[PROMPT]:
Continue the paper on design-time performance prediction for object-based MPEG-4 video applications, starting right after its last sentence.

[QUOTED PASSAGE]:
# ON DESIGN-TIME PERFORMANCE PREDICTIONS OF OBJECT-BASED MPEG-4 VIDEO APPLICATIONS

<sup>1</sup>Egor Bondarev, <sup>2</sup>Milan Pastrnak, <sup>1,2</sup>Peter H.N. de With and <sup>1</sup>Michel R.V. Chaudron

E.Bondarev@tue.nl <sup>1</sup>Eindhoven University of Technology, P.O. Box 513, 5600 MB Eindhoven, The Netherlands <sup>2</sup>LogicaCMG Eindhoven

## ABSTRACT

Development costs and time-to-market of software-intensive media processing systems can be reduced when correct decisions are made at an early design phase. However, the real-time requirements imposed on these systems, such as frame skipping and latency limitations, can only be validated after system implementation, e.g. at the test phase. To avoid system redesign for ensuring real-time performance, a system performance analysis should be done as soon as possible. This paper addresses a scenario simulation approach for performance predictions already at the design phase. This approach is presented through a real case study, for which we developed an advanced MPEG-4 coding application. The benefits of the approach are threefold: a) high accuracy of the predicted performance data; b) an efficient real-time software-hardware implementation of a system, because the generic computational costs become known in advance, and c) improved ease of use because of a high abstraction level of modelling. Experiments showed that the prediction accuracy of the system performance is within 10%, while the prediction accuracy of the time-detailed processor usage (performance) does not exceed 30%. However, the real-time performance requirements are sometimes not met, e.g. when other applications require intensive memory usage, thereby imposing delays on the decoding data retrieval from memory.

#### 1. INTRODUCTION

Multimedia systems development is characterized by a continuous evolution of new and existing standards and by extreme time pressure for developing them. Therefore, industrial focus is shifting from improving implementation techniques towards improving system design methods. Advanced design methods allow evaluation of the system functionality and performance already at very early development phases, which reduces technical risks and minimizes time-to-market. Advanced design techniques become imperative especially for time-critical software-intensive media processing systems. The real-time requirements imposed on these systems, such as limitations on frame rates and latency, can only be validated when the system is implemented. A performance test failure can cause a complete iteration in the development process. To avoid system redesign for ensuring performance requirements, we concentrate on the accurate *prediction* of the system performance properties at the early design phase and analysis of real-time behaviour of the system.

In the area of system architecture evaluation a lot of research has been done on the performance prediction. The survey [1] gives an extensive overview on the current prediction-enabling techniques. The modular performance analysis [2] allows exploring software and hardware alternatives for performance optimization, though it does not give high prediction accuracy. Spade [3] provides an example of the simulation-based performance analysis methodology for signal processing systems. It addresses the software and hardware co-design area, but still does not enable prediction of realtime properties. In [4] and [5], we find efficient performance prediction techniques in the componentbased software domain, which are based on component modelling and static analysis. However, for complex applications, the models become too large for understanding and efficient use in analysis. Last but not least, PRIMA-UML methodology [6] applies queuing networks and extends UML with a model for system performance validation. For our problem statement we want to satisfy free aspects simultaneously: (1) real-time properties prediction, (2) high accuracy, (3) ease of use of the design method. None of the above-mentioned proposals satisfies these three aspects at the same

time.

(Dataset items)
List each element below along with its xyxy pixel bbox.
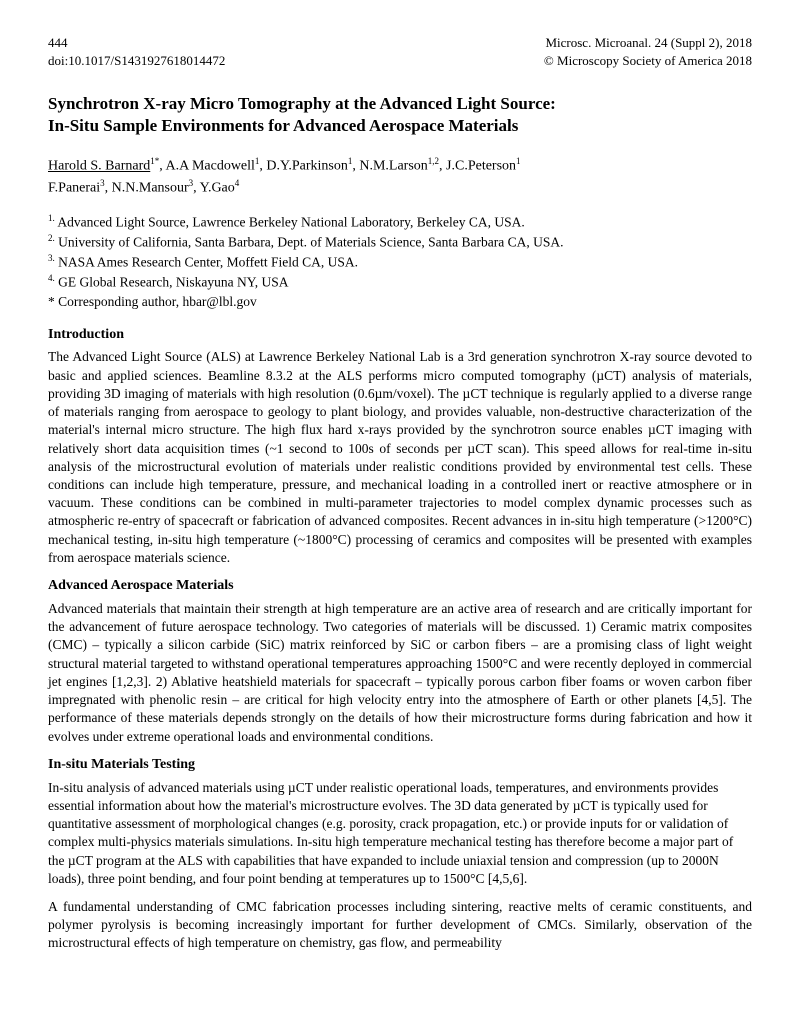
author: F.Panerai — [48, 180, 100, 195]
affiliation: NASA Ames Research Center, Moffett Field… — [55, 254, 358, 269]
affiliation: Advanced Light Source, Lawrence Berkeley… — [55, 214, 525, 229]
affiliations: 1. Advanced Light Source, Lawrence Berke… — [48, 212, 752, 312]
title-line-2: In-Situ Sample Environments for Advanced… — [48, 116, 518, 135]
author-list: Harold S. Barnard1*, A.A Macdowell 1 , D.Y… — [48, 155, 752, 198]
affil-sup: 4. — [48, 273, 55, 283]
copyright: © Microscopy Society of America 2018 — [544, 52, 752, 70]
author: , J.C.Peterson — [439, 159, 516, 174]
author-sup: 1* — [150, 156, 159, 166]
author-corresponding: Harold S. Barnard — [48, 159, 150, 174]
affil-sup: 3. — [48, 253, 55, 263]
affil-sup: 2. — [48, 233, 55, 243]
author: , Y.Gao — [193, 180, 235, 195]
author: , N.N.Mansour — [105, 180, 189, 195]
aerospace-paragraph: Advanced materials that maintain their s… — [48, 600, 752, 746]
paper-title: Synchrotron X-ray Micro Tomography at th… — [48, 93, 752, 137]
author-sup: 4 — [235, 178, 240, 188]
affiliation: University of California, Santa Barbara,… — [55, 234, 564, 249]
insitu-paragraph-2: A fundamental understanding of CMC fabri… — [48, 898, 752, 953]
section-heading-introduction: Introduction — [48, 326, 752, 345]
section-heading-aerospace: Advanced Aerospace Materials — [48, 577, 752, 596]
author: , N.M.Larson — [352, 159, 427, 174]
corresponding-author: * Corresponding author, hbar@lbl.gov — [48, 292, 752, 312]
affiliation: GE Global Research, Niskayuna NY, USA — [55, 274, 289, 289]
title-line-1: Synchrotron X-ray Micro Tomography at th… — [48, 94, 556, 113]
page-number: 444 — [48, 34, 68, 52]
author: , A.A Macdowell — [159, 159, 255, 174]
author-sup: 1 — [516, 156, 521, 166]
affil-sup: 1. — [48, 213, 55, 223]
insitu-paragraph-1: In-situ analysis of advanced materials u… — [48, 779, 752, 888]
author: , D.Y.Parkinson — [259, 159, 347, 174]
journal-ref: Microsc. Microanal. 24 (Suppl 2), 2018 — [545, 34, 752, 52]
doi: doi:10.1017/S1431927618014472 — [48, 52, 225, 70]
section-heading-insitu: In-situ Materials Testing — [48, 756, 752, 775]
author-sup: 1,2 — [428, 156, 439, 166]
introduction-paragraph: The Advanced Light Source (ALS) at Lawre… — [48, 348, 752, 567]
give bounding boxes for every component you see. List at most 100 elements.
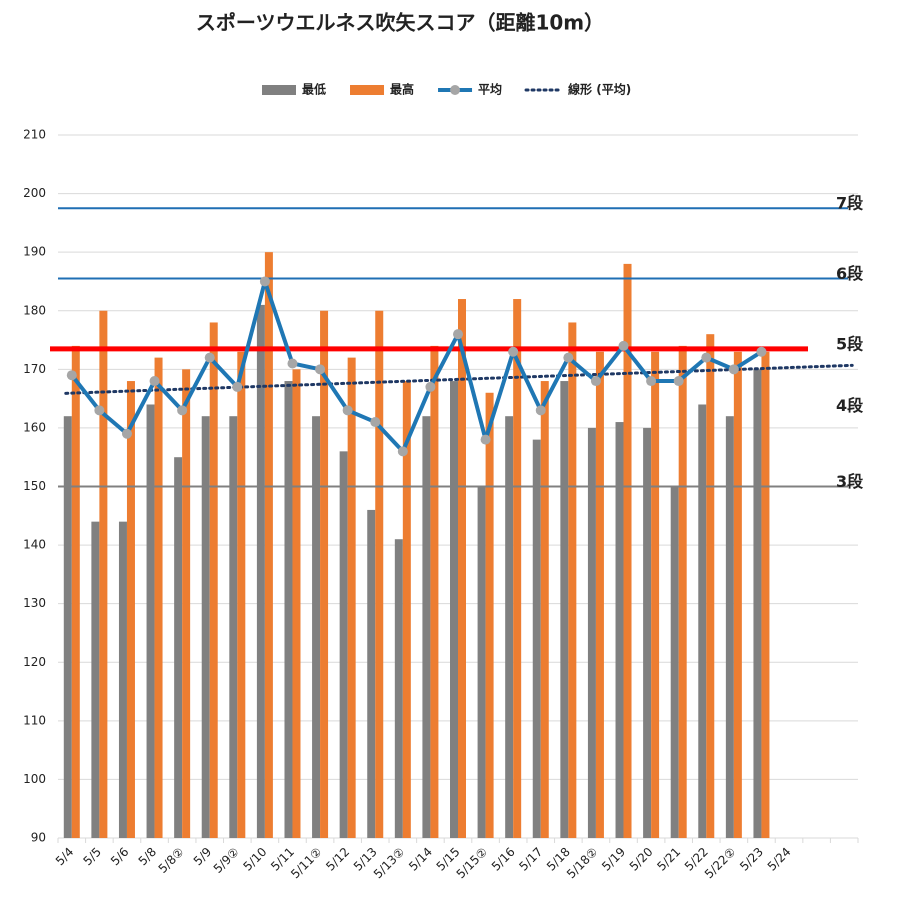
trendline	[64, 363, 854, 395]
x-tick-label: 5/14	[406, 845, 435, 874]
line-marker	[453, 329, 463, 340]
line-marker	[287, 358, 298, 369]
bar	[733, 351, 742, 838]
y-tick-label: 130	[23, 596, 46, 610]
legend-swatch	[350, 85, 385, 95]
line-marker	[397, 446, 408, 457]
bar	[71, 345, 80, 838]
x-tick-label: 5/6	[108, 845, 132, 869]
line-marker	[701, 352, 712, 363]
y-tick-label: 120	[23, 655, 46, 669]
bar	[458, 299, 466, 838]
line-marker	[590, 376, 601, 387]
line-marker	[315, 364, 326, 375]
bar	[201, 416, 210, 838]
bar	[229, 416, 238, 838]
legend-swatch	[450, 85, 461, 95]
x-tick-label: 5/21	[654, 845, 683, 874]
bar	[312, 416, 321, 838]
bar	[256, 304, 265, 838]
band-label: 6段	[836, 264, 864, 283]
bar	[375, 310, 384, 838]
line-marker	[204, 352, 215, 363]
bar	[422, 416, 431, 838]
bar	[568, 322, 577, 838]
bar	[63, 416, 72, 838]
line-marker	[370, 417, 381, 428]
bar	[339, 451, 348, 838]
y-tick-label: 190	[23, 245, 46, 259]
legend-label: 最低	[302, 82, 326, 97]
bar	[394, 539, 403, 838]
line-marker	[425, 381, 436, 392]
band-label: 3段	[836, 472, 864, 491]
y-tick-label: 200	[23, 186, 46, 200]
chart-title: スポーツウエルネス吹矢スコア（距離10m）	[196, 11, 604, 35]
bar	[615, 422, 624, 838]
x-tick-label: 5/11②	[288, 845, 325, 882]
legend-label: 最高	[390, 82, 414, 97]
bar	[320, 310, 329, 838]
x-tick-label: 5/16	[489, 845, 518, 874]
line-marker	[232, 381, 243, 392]
legend-label: 線形 (平均)	[568, 82, 631, 97]
x-tick-label: 5/5	[80, 845, 104, 869]
y-tick-label: 90	[31, 831, 46, 845]
bar	[643, 427, 652, 838]
bar	[182, 369, 191, 838]
bar	[698, 404, 707, 838]
bar	[292, 369, 301, 838]
bar	[209, 322, 218, 838]
line-marker	[563, 352, 574, 363]
y-tick-label: 140	[23, 538, 46, 552]
line	[70, 279, 763, 454]
bar	[146, 404, 155, 838]
line-marker	[259, 276, 270, 287]
x-tick-label: 5/24	[765, 845, 794, 874]
legend-swatch	[262, 85, 296, 95]
bar	[99, 310, 108, 838]
bar	[367, 509, 376, 838]
x-tick-label: 5/22②	[702, 845, 739, 882]
x-tick-label: 5/20	[627, 845, 656, 874]
band-label: 5段	[836, 334, 864, 353]
bar	[477, 486, 486, 838]
bar	[237, 351, 246, 838]
y-tick-label: 160	[23, 420, 46, 434]
band-label: 4段	[836, 396, 864, 415]
line-marker	[177, 405, 188, 416]
bar	[154, 357, 163, 838]
x-tick-label: 5/12	[323, 845, 352, 874]
bar	[651, 351, 660, 838]
x-tick-label: 5/23	[737, 845, 766, 874]
x-tick-label: 5/9②	[211, 845, 242, 876]
line-marker	[121, 428, 132, 439]
bar	[174, 457, 183, 838]
bar	[532, 439, 541, 838]
line-marker	[673, 376, 684, 387]
x-tick-label: 5/19	[599, 845, 628, 874]
x-tick-label: 5/15②	[454, 845, 491, 882]
x-tick-label: 5/18②	[564, 845, 601, 882]
y-tick-label: 100	[23, 772, 46, 786]
bar	[485, 392, 494, 838]
bar	[540, 381, 549, 838]
bar	[264, 252, 273, 838]
line-marker	[646, 376, 657, 387]
x-tick-label: 5/13②	[371, 845, 408, 882]
bar	[623, 263, 632, 839]
x-tick-label: 5/8②	[156, 845, 187, 876]
bar	[402, 381, 411, 838]
y-tick-label: 110	[23, 713, 46, 727]
y-tick-label: 180	[23, 303, 46, 317]
legend-label: 平均	[478, 82, 502, 97]
bar	[513, 299, 522, 838]
bar	[670, 486, 679, 838]
line-marker	[535, 405, 546, 416]
bar	[347, 357, 356, 838]
bar	[706, 334, 715, 838]
line-marker	[508, 346, 519, 357]
line-marker	[94, 405, 105, 416]
bar	[560, 381, 569, 838]
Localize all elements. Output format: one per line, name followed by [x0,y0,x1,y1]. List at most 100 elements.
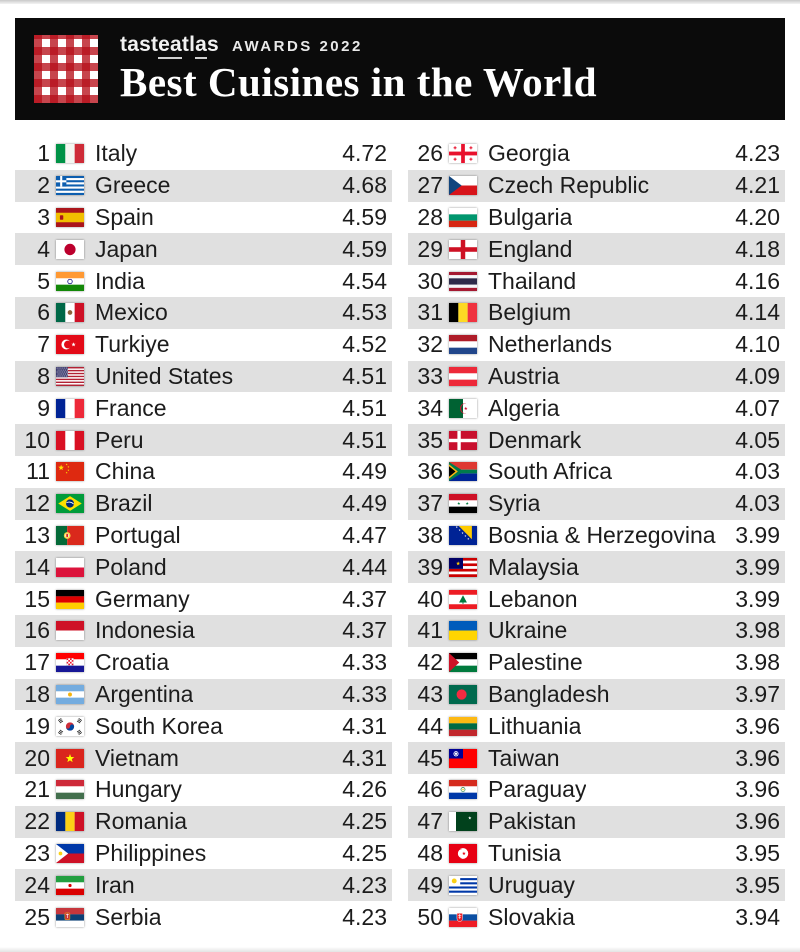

[REPLY TO THE TASK]:
In this paper we propose an easy-to-use scenario simulation approach for predicting with high accuracy, timing and resource usage properties of the designed system. The approach is based on three concepts: a) models for the system component's behaviour and resource usage b) execution scenarios of the complete system, in which the resources are potentially overloaded, c) simulation of these scenarios, resulting in timing behaviour of the design system. The modelling enables a high abstraction level description, thus making this prediction technique more efficient. Additionally, the application of the execution scenarios reduces the system state space for exploration, and helps to focus only on the relevant time-critical execution configurations, in which the risks of system overload are high. As a design paradigm we have adopted component-based software architectures, because of its structural flexibility for large complex applications and the enabling possibilities for software reuse. The MPEG-4 decoder case study presented later in this paper revealed that it is indeed possible to predict real-time properties with sufficiently high accuracy. The case study also uncovered system management issues, such as influence of the operating system and memory management aspects.

The remainder of this paper is as follows. In Section 2, we address a Robocop software componentbased architecture that was deployed for the MPEG-4 coder case study. Section 3 presents the proposed scenario simulation approach enabling performance predictions at the design phase. In Section 4, we describe the MPEG-4 case study in more detail, which was used for the approach validation purpose. The validation results are given in Section 5. Finally, Section 6 presents conclusions from the case study, and suggests future directions for research.

# 2. COMPONENT-BASED ARCHITECTURE (CBA)

We have adopted the Robocop Component-Based Architecture (CBA) [7] for conducting our research on predictable software design, because it offers software reuse and speeds-up the development. The Robocop architecture is developed for middle-ware in consumer devices, with the emphasis on robustness and reliability. The Robocop CBA is similar to CORBA and COM, but enables more efficient realization of real-time and performance constraints via modelling techniques. For example, a component designer can supply a *component behaviour model* along with the component executable code. The application designer composes an application from the number of components and can predict the application behaviour, using the set of such component behaviour models.

The Robocop CBA is highly efficient for multimedia processing systems and Systems-on-Chip in particular. First, it allows decomposing the processing software into functional blocks and then mapping these blocks on the architecture in the optimal way. Second, the supporting Robocop Run-Time Environment has built-in Quality-of-Service implementation. Finally, the freedom of defining the necessary types of models allows addressing not only processing usage, but also other attributes important for multimedia systems (e.g. memory and bus load).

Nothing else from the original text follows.